[Records from a data source]
+===+
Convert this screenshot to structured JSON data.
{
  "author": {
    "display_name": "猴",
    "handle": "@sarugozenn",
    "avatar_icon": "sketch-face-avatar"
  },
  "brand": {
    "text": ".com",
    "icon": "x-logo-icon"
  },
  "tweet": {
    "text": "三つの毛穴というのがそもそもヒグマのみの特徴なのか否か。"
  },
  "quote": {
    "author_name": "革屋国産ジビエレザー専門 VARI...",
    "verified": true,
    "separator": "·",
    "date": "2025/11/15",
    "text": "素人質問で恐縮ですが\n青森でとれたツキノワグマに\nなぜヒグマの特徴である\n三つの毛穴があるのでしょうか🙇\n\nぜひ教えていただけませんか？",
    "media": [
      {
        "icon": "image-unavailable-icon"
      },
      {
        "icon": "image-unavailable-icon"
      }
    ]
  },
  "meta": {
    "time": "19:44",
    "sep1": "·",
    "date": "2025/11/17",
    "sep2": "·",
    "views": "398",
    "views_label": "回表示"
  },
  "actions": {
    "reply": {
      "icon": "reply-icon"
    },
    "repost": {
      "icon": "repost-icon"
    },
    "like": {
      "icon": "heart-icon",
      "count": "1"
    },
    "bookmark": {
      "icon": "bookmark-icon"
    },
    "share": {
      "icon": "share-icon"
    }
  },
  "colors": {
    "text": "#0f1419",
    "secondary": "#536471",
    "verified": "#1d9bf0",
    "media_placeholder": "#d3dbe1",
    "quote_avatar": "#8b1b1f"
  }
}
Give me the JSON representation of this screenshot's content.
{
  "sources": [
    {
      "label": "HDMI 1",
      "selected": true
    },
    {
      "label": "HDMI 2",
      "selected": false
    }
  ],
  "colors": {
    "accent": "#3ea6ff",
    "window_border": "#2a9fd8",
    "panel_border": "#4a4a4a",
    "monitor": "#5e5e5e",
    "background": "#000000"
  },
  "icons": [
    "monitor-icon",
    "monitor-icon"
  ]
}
+===+
EXERCISE TASK:
Quote every line of the data, word for word.

FINAL RESULT:
Convert this screenshot to structured JSON data.
{
  "author": {
    "display_name": "猴",
    "handle": "@sarugozenn",
    "avatar_icon": "sketch-face-avatar"
  },
  "brand": {
    "text": ".com",
    "icon": "x-logo-icon"
  },
  "tweet": {
    "text": "三つの毛穴というのがそもそもヒグマのみの特徴なのか否か。"
  },
  "quote": {
    "author_name": "革屋国産ジビエレザー専門 VARI...",
    "verified": true,
    "separator": "·",
    "date": "2025/11/15",
    "text": "素人質問で恐縮ですが\n青森でとれたツキノワグマに\nなぜヒグマの特徴である\n三つの毛穴があるのでしょうか🙇\n\nぜひ教えていただけませんか？",
    "media": [
      {
        "icon": "image-unavailable-icon"
      },
      {
        "icon": "image-unavailable-icon"
      }
    ]
  },
  "meta": {
    "time": "19:44",
    "sep1": "·",
    "date": "2025/11/17",
    "sep2": "·",
    "views": "398",
    "views_label": "回表示"
  },
  "actions": {
    "reply": {
      "icon": "reply-icon"
    },
    "repost": {
      "icon": "repost-icon"
    },
    "like": {
      "icon": "heart-icon",
      "count": "1"
    },
    "bookmark": {
      "icon": "bookmark-icon"
    },
    "share": {
      "icon": "share-icon"
    }
  },
  "colors": {
    "text": "#0f1419",
    "secondary": "#536471",
    "verified": "#1d9bf0",
    "media_placeholder": "#d3dbe1",
    "quote_avatar": "#8b1b1f"
  }
}
Give me the JSON representation of this screenshot's content.
{
  "sources": [
    {
      "label": "HDMI 1",
      "selected": true
    },
    {
      "label": "HDMI 2",
      "selected": false
    }
  ],
  "colors": {
    "accent": "#3ea6ff",
    "window_border": "#2a9fd8",
    "panel_border": "#4a4a4a",
    "monitor": "#5e5e5e",
    "background": "#000000"
  },
  "icons": [
    "monitor-icon",
    "monitor-icon"
  ]
}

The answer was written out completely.